[Begin EXTRACTED INFORMATION]
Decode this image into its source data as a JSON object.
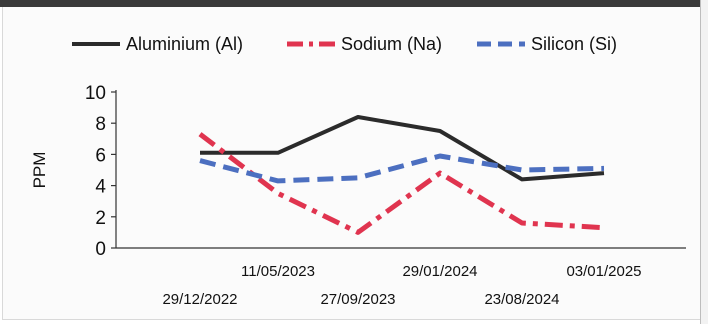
{
  "chart_data": {
    "type": "line",
    "ylabel": "PPM",
    "ylim": [
      0,
      10
    ],
    "yticks": [
      0,
      2,
      4,
      6,
      8,
      10
    ],
    "x_labels": [
      "29/12/2022",
      "11/05/2023",
      "27/09/2023",
      "29/01/2024",
      "23/08/2024",
      "03/01/2025"
    ],
    "grid": false,
    "legend_position": "top",
    "series": [
      {
        "name": "Aluminium (Al)",
        "color": "#2b2b2b",
        "style": "solid",
        "values": [
          6.1,
          6.1,
          8.4,
          7.5,
          4.4,
          4.8
        ]
      },
      {
        "name": "Sodium (Na)",
        "color": "#e0344f",
        "style": "dashdot",
        "values": [
          7.3,
          3.5,
          1.0,
          4.8,
          1.6,
          1.3
        ]
      },
      {
        "name": "Silicon (Si)",
        "color": "#4c6fc0",
        "style": "dashed",
        "values": [
          5.6,
          4.3,
          4.5,
          5.9,
          5.0,
          5.1
        ]
      }
    ]
  }
}
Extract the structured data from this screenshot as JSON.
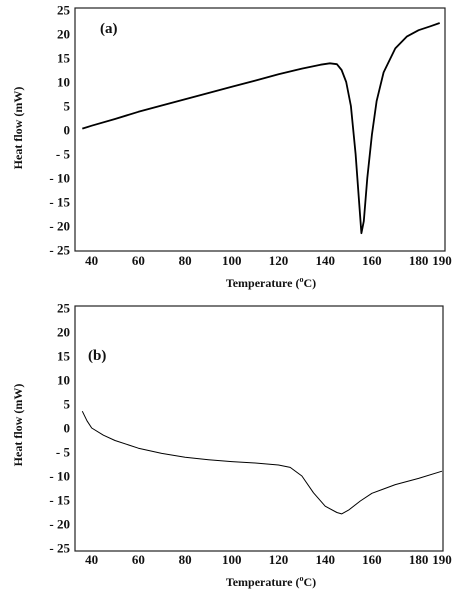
{
  "chart_data": [
    {
      "type": "line",
      "panel_label": "(a)",
      "xlabel": "Temperature (",
      "xlabel_super": "o",
      "xlabel_unit": "C)",
      "ylabel": "Heat flow (mW)",
      "xlim": [
        35,
        190
      ],
      "ylim": [
        -25,
        25
      ],
      "x_ticks": [
        40,
        60,
        80,
        100,
        120,
        140,
        160,
        180,
        190
      ],
      "y_ticks": [
        25,
        20,
        15,
        10,
        5,
        0,
        -5,
        -10,
        -15,
        -20,
        -25
      ],
      "y_tick_labels": [
        "25",
        "20",
        "15",
        "10",
        "5",
        "0",
        "- 5",
        "- 10",
        "- 15",
        "- 20",
        "- 25"
      ],
      "grid": false,
      "series": [
        {
          "points": [
            [
              36,
              0.3
            ],
            [
              40,
              0.9
            ],
            [
              50,
              2.3
            ],
            [
              60,
              3.8
            ],
            [
              70,
              5.1
            ],
            [
              80,
              6.4
            ],
            [
              90,
              7.7
            ],
            [
              100,
              9.0
            ],
            [
              110,
              10.3
            ],
            [
              120,
              11.6
            ],
            [
              130,
              12.8
            ],
            [
              138,
              13.6
            ],
            [
              142,
              13.9
            ],
            [
              145,
              13.7
            ],
            [
              147,
              12.5
            ],
            [
              149,
              10
            ],
            [
              151,
              5
            ],
            [
              153,
              -5
            ],
            [
              154.5,
              -15
            ],
            [
              155.5,
              -21.5
            ],
            [
              156.5,
              -19
            ],
            [
              158,
              -10
            ],
            [
              160,
              -1
            ],
            [
              162,
              6
            ],
            [
              165,
              12
            ],
            [
              170,
              17
            ],
            [
              175,
              19.5
            ],
            [
              180,
              20.8
            ],
            [
              185,
              21.6
            ],
            [
              189,
              22.3
            ]
          ]
        }
      ]
    },
    {
      "type": "line",
      "panel_label": "(b)",
      "xlabel": "Temperature (",
      "xlabel_super": "o",
      "xlabel_unit": "C)",
      "ylabel": "Heat flow (mW)",
      "xlim": [
        35,
        190
      ],
      "ylim": [
        -25,
        25
      ],
      "x_ticks": [
        40,
        60,
        80,
        100,
        120,
        140,
        160,
        180,
        190
      ],
      "y_ticks": [
        25,
        20,
        15,
        10,
        5,
        0,
        -5,
        -10,
        -15,
        -20,
        -25
      ],
      "y_tick_labels": [
        "25",
        "20",
        "15",
        "10",
        "5",
        "0",
        "- 5",
        "- 10",
        "- 15",
        "- 20",
        "- 25"
      ],
      "grid": false,
      "series": [
        {
          "points": [
            [
              36,
              3.5
            ],
            [
              38,
              1.5
            ],
            [
              40,
              0
            ],
            [
              45,
              -1.5
            ],
            [
              50,
              -2.6
            ],
            [
              60,
              -4.2
            ],
            [
              70,
              -5.3
            ],
            [
              80,
              -6.1
            ],
            [
              90,
              -6.6
            ],
            [
              100,
              -7.0
            ],
            [
              110,
              -7.3
            ],
            [
              120,
              -7.7
            ],
            [
              125,
              -8.2
            ],
            [
              130,
              -10
            ],
            [
              135,
              -13.5
            ],
            [
              140,
              -16.3
            ],
            [
              145,
              -17.6
            ],
            [
              147,
              -17.9
            ],
            [
              150,
              -17.1
            ],
            [
              155,
              -15.2
            ],
            [
              160,
              -13.6
            ],
            [
              170,
              -11.8
            ],
            [
              180,
              -10.5
            ],
            [
              190,
              -9.0
            ]
          ]
        }
      ]
    }
  ]
}
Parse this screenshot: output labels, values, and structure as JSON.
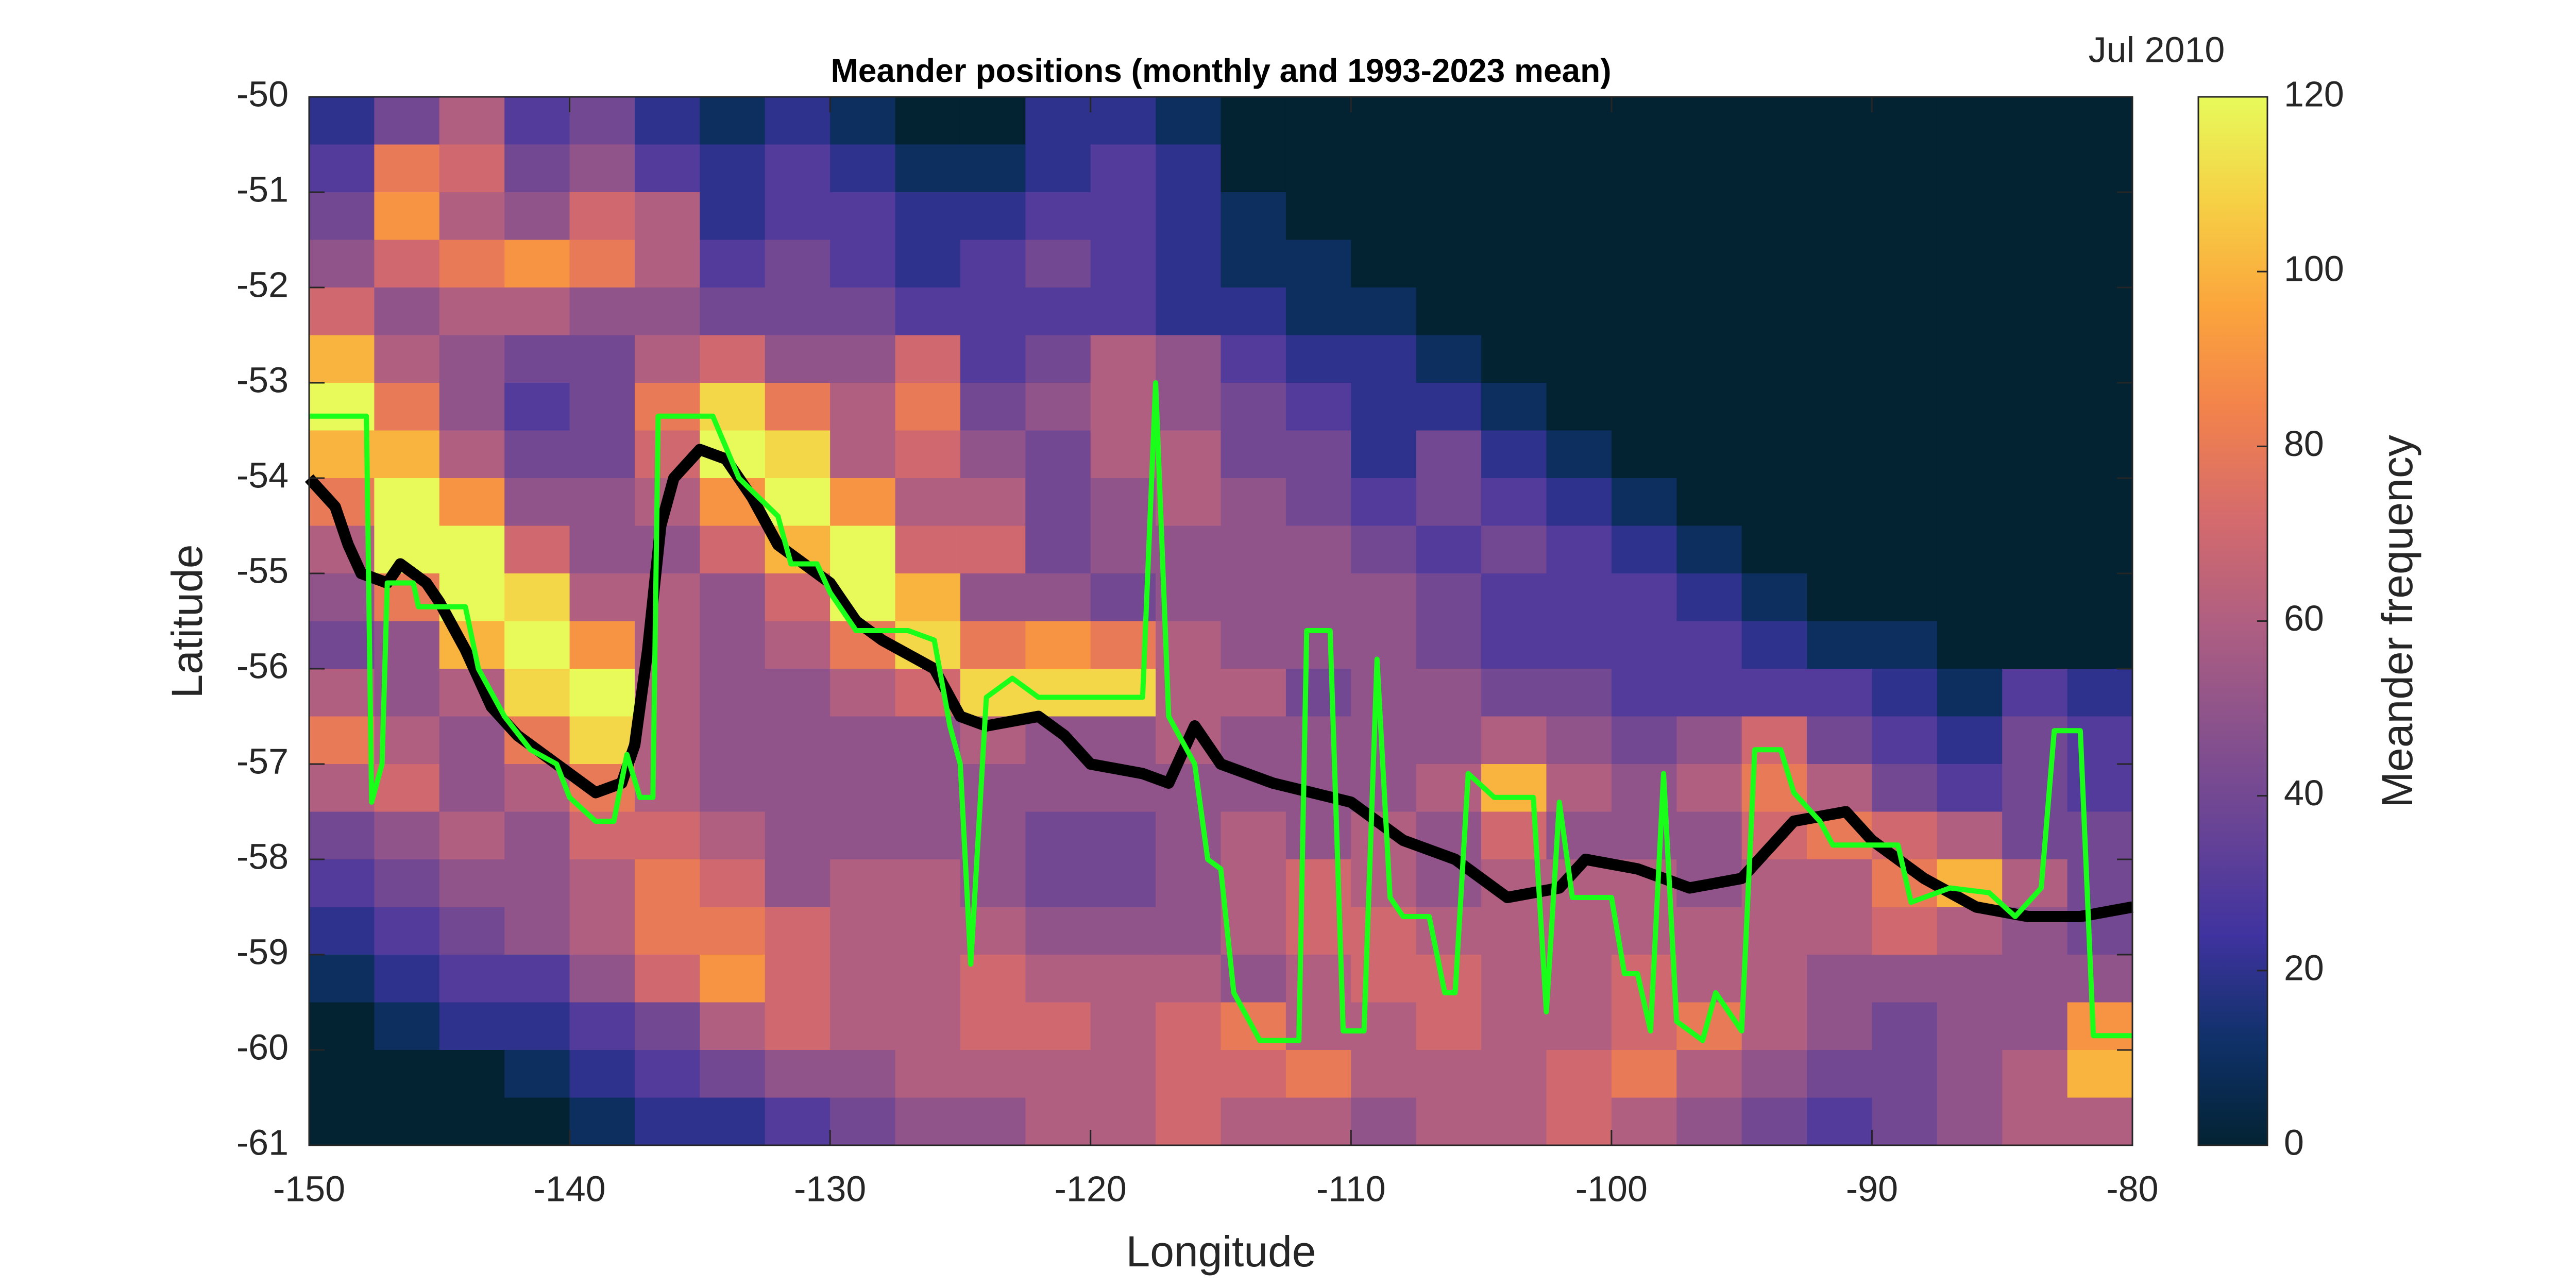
{
  "chart_data": {
    "type": "heatmap",
    "title": "Meander positions (monthly and 1993-2023 mean)",
    "annotation": "Jul 2010",
    "x_label": "Longitude",
    "y_label": "Latitude",
    "colorbar_label": "Meander frequency",
    "xlim": [
      -150,
      -80
    ],
    "ylim": [
      -61,
      -50
    ],
    "xticks": [
      -150,
      -140,
      -130,
      -120,
      -110,
      -100,
      -90,
      -80
    ],
    "yticks": [
      -61,
      -60,
      -59,
      -58,
      -57,
      -56,
      -55,
      -54,
      -53,
      -52,
      -51,
      -50
    ],
    "clim": [
      0,
      120
    ],
    "cticks": [
      0,
      20,
      40,
      60,
      80,
      100,
      120
    ],
    "colormap": [
      "#032333",
      "#0f3169",
      "#3f339f",
      "#674396",
      "#8a528c",
      "#b05f81",
      "#d56b6c",
      "#f2824c",
      "#fba53c",
      "#f6d045",
      "#e7fa5a"
    ],
    "heatmap": {
      "x": [
        -148.75,
        -146.25,
        -143.75,
        -141.25,
        -138.75,
        -136.25,
        -133.75,
        -131.25,
        -128.75,
        -126.25,
        -123.75,
        -121.25,
        -118.75,
        -116.25,
        -113.75,
        -111.25,
        -108.75,
        -106.25,
        -103.75,
        -101.25,
        -98.75,
        -96.25,
        -93.75,
        -91.25,
        -88.75,
        -86.25,
        -83.75,
        -81.25
      ],
      "y": [
        -50.25,
        -50.75,
        -51.25,
        -51.75,
        -52.25,
        -52.75,
        -53.25,
        -53.75,
        -54.25,
        -54.75,
        -55.25,
        -55.75,
        -56.25,
        -56.75,
        -57.25,
        -57.75,
        -58.25,
        -58.75,
        -59.25,
        -59.75,
        -60.25,
        -60.75
      ],
      "z": [
        [
          20,
          40,
          60,
          30,
          40,
          20,
          10,
          20,
          10,
          0,
          0,
          20,
          20,
          10,
          0,
          0,
          0,
          0,
          0,
          0,
          0,
          0,
          0,
          0,
          0,
          0,
          0,
          0
        ],
        [
          30,
          80,
          70,
          40,
          50,
          30,
          20,
          30,
          20,
          10,
          10,
          20,
          30,
          20,
          0,
          0,
          0,
          0,
          0,
          0,
          0,
          0,
          0,
          0,
          0,
          0,
          0,
          0
        ],
        [
          40,
          90,
          60,
          50,
          70,
          60,
          20,
          30,
          30,
          20,
          20,
          30,
          30,
          20,
          10,
          0,
          0,
          0,
          0,
          0,
          0,
          0,
          0,
          0,
          0,
          0,
          0,
          0
        ],
        [
          50,
          70,
          80,
          90,
          80,
          60,
          30,
          40,
          30,
          20,
          30,
          40,
          30,
          20,
          10,
          10,
          0,
          0,
          0,
          0,
          0,
          0,
          0,
          0,
          0,
          0,
          0,
          0
        ],
        [
          70,
          50,
          60,
          60,
          50,
          50,
          40,
          40,
          40,
          30,
          30,
          30,
          30,
          20,
          20,
          10,
          10,
          0,
          0,
          0,
          0,
          0,
          0,
          0,
          0,
          0,
          0,
          0
        ],
        [
          100,
          60,
          50,
          40,
          40,
          60,
          70,
          50,
          50,
          70,
          30,
          40,
          60,
          50,
          30,
          20,
          20,
          10,
          0,
          0,
          0,
          0,
          0,
          0,
          0,
          0,
          0,
          0
        ],
        [
          120,
          80,
          50,
          30,
          40,
          80,
          110,
          80,
          60,
          80,
          40,
          50,
          60,
          50,
          40,
          30,
          20,
          20,
          10,
          0,
          0,
          0,
          0,
          0,
          0,
          0,
          0,
          0
        ],
        [
          100,
          100,
          60,
          40,
          40,
          70,
          120,
          110,
          60,
          70,
          50,
          40,
          60,
          60,
          40,
          40,
          20,
          40,
          20,
          10,
          0,
          0,
          0,
          0,
          0,
          0,
          0,
          0
        ],
        [
          80,
          120,
          90,
          50,
          50,
          60,
          90,
          120,
          90,
          60,
          60,
          40,
          50,
          60,
          50,
          40,
          30,
          40,
          30,
          20,
          10,
          0,
          0,
          0,
          0,
          0,
          0,
          0
        ],
        [
          60,
          120,
          120,
          70,
          50,
          50,
          70,
          100,
          120,
          70,
          70,
          40,
          50,
          50,
          50,
          50,
          40,
          30,
          40,
          30,
          20,
          10,
          0,
          0,
          0,
          0,
          0,
          0
        ],
        [
          50,
          80,
          120,
          110,
          60,
          60,
          50,
          70,
          120,
          100,
          50,
          50,
          40,
          50,
          50,
          50,
          50,
          40,
          30,
          30,
          30,
          20,
          10,
          0,
          0,
          0,
          0,
          0
        ],
        [
          40,
          50,
          100,
          120,
          90,
          60,
          50,
          60,
          80,
          110,
          80,
          90,
          80,
          60,
          50,
          50,
          50,
          40,
          30,
          30,
          30,
          30,
          20,
          10,
          10,
          0,
          0,
          0
        ],
        [
          60,
          50,
          60,
          110,
          120,
          60,
          50,
          50,
          60,
          70,
          110,
          110,
          110,
          60,
          60,
          40,
          50,
          50,
          40,
          40,
          30,
          30,
          30,
          30,
          20,
          10,
          30,
          20
        ],
        [
          80,
          60,
          50,
          80,
          110,
          60,
          50,
          50,
          50,
          50,
          60,
          50,
          50,
          60,
          50,
          50,
          50,
          50,
          60,
          50,
          40,
          50,
          70,
          40,
          30,
          20,
          40,
          30
        ],
        [
          60,
          70,
          50,
          60,
          80,
          60,
          50,
          50,
          50,
          50,
          50,
          50,
          50,
          50,
          50,
          50,
          50,
          60,
          100,
          60,
          50,
          60,
          80,
          60,
          40,
          30,
          40,
          30
        ],
        [
          40,
          50,
          60,
          50,
          70,
          70,
          60,
          50,
          50,
          50,
          50,
          40,
          40,
          50,
          60,
          50,
          60,
          50,
          70,
          50,
          50,
          50,
          70,
          80,
          70,
          60,
          40,
          40
        ],
        [
          30,
          40,
          50,
          50,
          60,
          80,
          70,
          50,
          60,
          60,
          50,
          40,
          40,
          50,
          60,
          70,
          60,
          50,
          60,
          60,
          60,
          50,
          60,
          60,
          80,
          100,
          60,
          40
        ],
        [
          20,
          30,
          40,
          50,
          60,
          80,
          80,
          70,
          60,
          60,
          60,
          50,
          50,
          50,
          60,
          70,
          70,
          60,
          60,
          60,
          60,
          60,
          60,
          60,
          70,
          60,
          50,
          40
        ],
        [
          10,
          20,
          30,
          30,
          50,
          70,
          90,
          70,
          60,
          60,
          70,
          60,
          60,
          60,
          50,
          60,
          70,
          70,
          60,
          60,
          70,
          60,
          60,
          50,
          50,
          50,
          50,
          50
        ],
        [
          0,
          10,
          20,
          20,
          30,
          40,
          60,
          70,
          60,
          60,
          70,
          70,
          60,
          70,
          80,
          60,
          60,
          70,
          60,
          60,
          70,
          80,
          60,
          50,
          40,
          50,
          50,
          90
        ],
        [
          0,
          0,
          0,
          10,
          20,
          30,
          40,
          50,
          50,
          60,
          60,
          60,
          60,
          70,
          70,
          80,
          60,
          60,
          60,
          70,
          80,
          60,
          50,
          40,
          40,
          50,
          60,
          100
        ],
        [
          0,
          0,
          0,
          0,
          10,
          20,
          20,
          30,
          40,
          50,
          50,
          60,
          60,
          70,
          60,
          60,
          50,
          60,
          60,
          70,
          60,
          50,
          40,
          30,
          40,
          50,
          60,
          60
        ]
      ]
    },
    "series": [
      {
        "color": "#000000",
        "x": [
          -150,
          -149,
          -148.5,
          -148,
          -147,
          -146.5,
          -145.5,
          -145,
          -144,
          -143,
          -142,
          -141,
          -140,
          -139,
          -138,
          -137.5,
          -137,
          -136.5,
          -136,
          -135,
          -134,
          -133,
          -132,
          -130,
          -129,
          -128,
          -126,
          -125,
          -124,
          -122,
          -121,
          -120,
          -118,
          -117,
          -116,
          -115,
          -113,
          -110,
          -108,
          -106,
          -104,
          -102,
          -101,
          -99,
          -97,
          -95,
          -94,
          -93,
          -91,
          -90,
          -88,
          -86,
          -84,
          -82,
          -80
        ],
        "values": [
          -54,
          -54.3,
          -54.7,
          -55,
          -55.1,
          -54.9,
          -55.1,
          -55.3,
          -55.8,
          -56.4,
          -56.7,
          -56.9,
          -57.1,
          -57.3,
          -57.2,
          -56.8,
          -55.8,
          -54.5,
          -54,
          -53.7,
          -53.8,
          -54.2,
          -54.7,
          -55.1,
          -55.5,
          -55.7,
          -56,
          -56.5,
          -56.6,
          -56.5,
          -56.7,
          -57,
          -57.1,
          -57.2,
          -56.6,
          -57,
          -57.2,
          -57.4,
          -57.8,
          -58,
          -58.4,
          -58.3,
          -58,
          -58.1,
          -58.3,
          -58.2,
          -57.9,
          -57.6,
          -57.5,
          -57.8,
          -58.2,
          -58.5,
          -58.6,
          -58.6,
          -58.5
        ]
      },
      {
        "color": "#1aff1a",
        "x": [
          -150,
          -147.8,
          -147.6,
          -147.2,
          -147,
          -146,
          -145.8,
          -144,
          -143.5,
          -142.5,
          -141.5,
          -140.5,
          -140,
          -139,
          -138.3,
          -137.8,
          -137.3,
          -136.8,
          -136.6,
          -134.5,
          -133.5,
          -132,
          -131.5,
          -130.5,
          -130,
          -129,
          -127,
          -126,
          -125.4,
          -125,
          -124.6,
          -124,
          -123,
          -122,
          -121,
          -118,
          -117.5,
          -117,
          -116,
          -115.5,
          -115,
          -114.5,
          -113.5,
          -112,
          -111.7,
          -110.8,
          -110.3,
          -109.5,
          -109,
          -108.5,
          -108,
          -107,
          -106.4,
          -106,
          -105.5,
          -104.5,
          -103,
          -102.5,
          -102,
          -101.5,
          -100,
          -99.5,
          -99,
          -98.5,
          -98,
          -97.5,
          -96.5,
          -96,
          -95,
          -94.5,
          -93.5,
          -93,
          -92,
          -91.5,
          -89,
          -88.5,
          -87,
          -85.5,
          -84.5,
          -83.5,
          -83,
          -82,
          -81.5,
          -80
        ],
        "values": [
          -53.35,
          -53.35,
          -57.4,
          -57,
          -55.1,
          -55.1,
          -55.35,
          -55.35,
          -56,
          -56.5,
          -56.85,
          -57,
          -57.35,
          -57.6,
          -57.6,
          -56.9,
          -57.35,
          -57.35,
          -53.35,
          -53.35,
          -54,
          -54.4,
          -54.9,
          -54.9,
          -55.2,
          -55.6,
          -55.6,
          -55.7,
          -56.6,
          -57,
          -59.1,
          -56.3,
          -56.1,
          -56.3,
          -56.3,
          -56.3,
          -53,
          -56.5,
          -57,
          -58,
          -58.1,
          -59.4,
          -59.9,
          -59.9,
          -55.6,
          -55.6,
          -59.8,
          -59.8,
          -55.9,
          -58.4,
          -58.6,
          -58.6,
          -59.4,
          -59.4,
          -57.1,
          -57.35,
          -57.35,
          -59.6,
          -57.4,
          -58.4,
          -58.4,
          -59.2,
          -59.2,
          -59.8,
          -57.1,
          -59.7,
          -59.9,
          -59.4,
          -59.8,
          -56.85,
          -56.85,
          -57.3,
          -57.6,
          -57.85,
          -57.85,
          -58.45,
          -58.3,
          -58.35,
          -58.6,
          -58.3,
          -56.65,
          -56.65,
          -59.85,
          -59.85
        ]
      }
    ]
  }
}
[End EXTRACTED INFORMATION]
#### EXERCISE REQUIREMENTS:
Using the listing above, locate the lines that hold "Meander" and copy each one.

#### THE RESPONSE:
    "title": "Meander positions (monthly and 1993-2023 mean)",
    "colorbar_label": "Meander frequency",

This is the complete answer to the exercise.